START LISTED RECORDS
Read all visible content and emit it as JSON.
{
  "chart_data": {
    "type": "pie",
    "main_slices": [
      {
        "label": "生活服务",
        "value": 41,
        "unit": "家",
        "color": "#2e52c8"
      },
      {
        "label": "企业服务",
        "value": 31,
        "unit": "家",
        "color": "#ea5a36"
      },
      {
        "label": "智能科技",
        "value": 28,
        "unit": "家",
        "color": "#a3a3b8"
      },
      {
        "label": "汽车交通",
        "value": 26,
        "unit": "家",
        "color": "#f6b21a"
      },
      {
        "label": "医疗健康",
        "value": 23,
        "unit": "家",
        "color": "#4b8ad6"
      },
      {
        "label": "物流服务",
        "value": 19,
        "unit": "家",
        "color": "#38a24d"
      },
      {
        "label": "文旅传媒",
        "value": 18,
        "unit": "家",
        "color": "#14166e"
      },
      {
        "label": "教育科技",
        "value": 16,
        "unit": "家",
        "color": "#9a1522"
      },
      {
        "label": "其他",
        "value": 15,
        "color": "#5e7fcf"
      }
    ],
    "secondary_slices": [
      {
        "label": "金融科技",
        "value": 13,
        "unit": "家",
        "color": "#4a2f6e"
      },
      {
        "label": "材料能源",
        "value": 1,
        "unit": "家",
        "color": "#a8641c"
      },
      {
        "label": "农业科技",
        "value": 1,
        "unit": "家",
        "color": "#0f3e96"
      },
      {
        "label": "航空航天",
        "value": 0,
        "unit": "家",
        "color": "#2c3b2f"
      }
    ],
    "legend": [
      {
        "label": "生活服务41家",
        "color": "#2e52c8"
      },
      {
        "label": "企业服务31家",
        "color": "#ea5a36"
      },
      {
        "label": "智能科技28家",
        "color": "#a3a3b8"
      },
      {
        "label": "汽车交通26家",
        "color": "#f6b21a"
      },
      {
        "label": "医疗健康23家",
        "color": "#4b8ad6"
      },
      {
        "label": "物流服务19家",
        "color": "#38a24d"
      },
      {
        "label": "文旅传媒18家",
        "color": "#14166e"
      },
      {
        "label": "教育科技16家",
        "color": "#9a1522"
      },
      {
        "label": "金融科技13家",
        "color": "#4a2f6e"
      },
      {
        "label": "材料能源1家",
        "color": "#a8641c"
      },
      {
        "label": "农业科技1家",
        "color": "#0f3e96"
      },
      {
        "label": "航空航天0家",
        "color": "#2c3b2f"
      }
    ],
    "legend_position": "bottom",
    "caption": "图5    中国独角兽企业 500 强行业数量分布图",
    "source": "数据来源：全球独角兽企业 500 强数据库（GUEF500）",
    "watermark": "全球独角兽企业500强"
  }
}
END LISTED RECORDS
START LISTED RECORDS
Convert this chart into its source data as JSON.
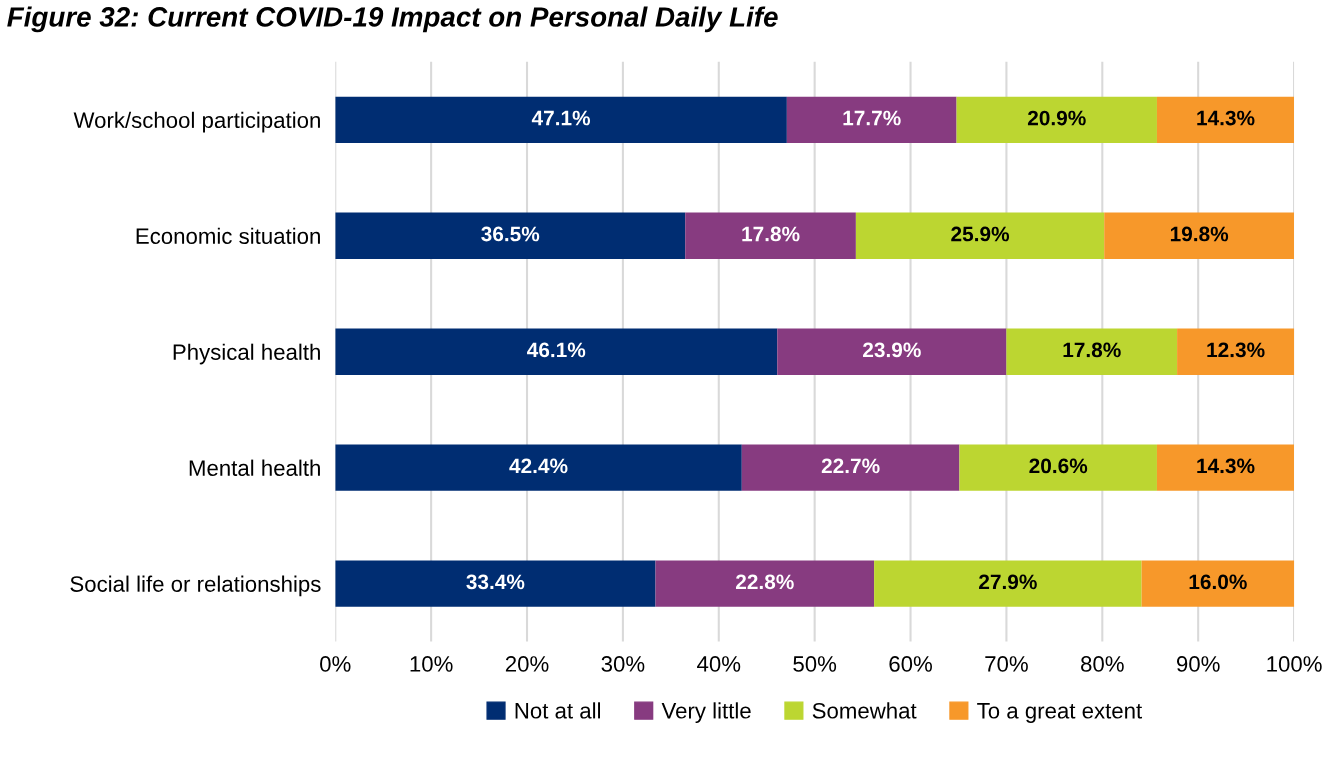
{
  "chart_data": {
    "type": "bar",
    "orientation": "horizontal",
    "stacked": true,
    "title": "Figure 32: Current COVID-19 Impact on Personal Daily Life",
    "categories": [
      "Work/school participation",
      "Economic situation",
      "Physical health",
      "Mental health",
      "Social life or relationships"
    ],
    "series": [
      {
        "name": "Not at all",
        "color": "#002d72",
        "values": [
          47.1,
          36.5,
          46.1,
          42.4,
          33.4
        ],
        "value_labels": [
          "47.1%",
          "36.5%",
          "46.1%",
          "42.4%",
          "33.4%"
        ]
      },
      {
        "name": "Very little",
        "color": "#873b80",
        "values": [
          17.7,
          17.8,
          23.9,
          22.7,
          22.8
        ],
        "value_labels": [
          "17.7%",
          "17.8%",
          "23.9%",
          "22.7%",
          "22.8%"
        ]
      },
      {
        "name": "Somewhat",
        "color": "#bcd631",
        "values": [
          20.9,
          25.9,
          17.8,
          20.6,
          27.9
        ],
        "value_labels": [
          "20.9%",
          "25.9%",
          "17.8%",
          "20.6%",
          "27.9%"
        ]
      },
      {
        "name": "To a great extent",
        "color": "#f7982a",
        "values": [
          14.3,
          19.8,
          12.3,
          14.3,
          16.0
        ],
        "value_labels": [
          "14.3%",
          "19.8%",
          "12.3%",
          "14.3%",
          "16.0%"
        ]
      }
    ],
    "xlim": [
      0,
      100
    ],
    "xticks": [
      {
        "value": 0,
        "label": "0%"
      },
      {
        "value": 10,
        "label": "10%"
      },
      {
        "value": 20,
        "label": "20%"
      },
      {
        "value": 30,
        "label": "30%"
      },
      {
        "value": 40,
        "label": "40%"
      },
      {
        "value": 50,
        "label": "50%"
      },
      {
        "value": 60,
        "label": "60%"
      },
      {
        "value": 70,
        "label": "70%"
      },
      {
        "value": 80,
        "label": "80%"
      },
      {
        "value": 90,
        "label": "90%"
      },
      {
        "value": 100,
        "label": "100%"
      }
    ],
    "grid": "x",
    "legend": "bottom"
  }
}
END LISTED RECORDS
PROBLEM
For the listing above, identify each line bearing "bottom".

CORRECT ANSWER
    "legend_position": "bottom",
    "legend": "bottom"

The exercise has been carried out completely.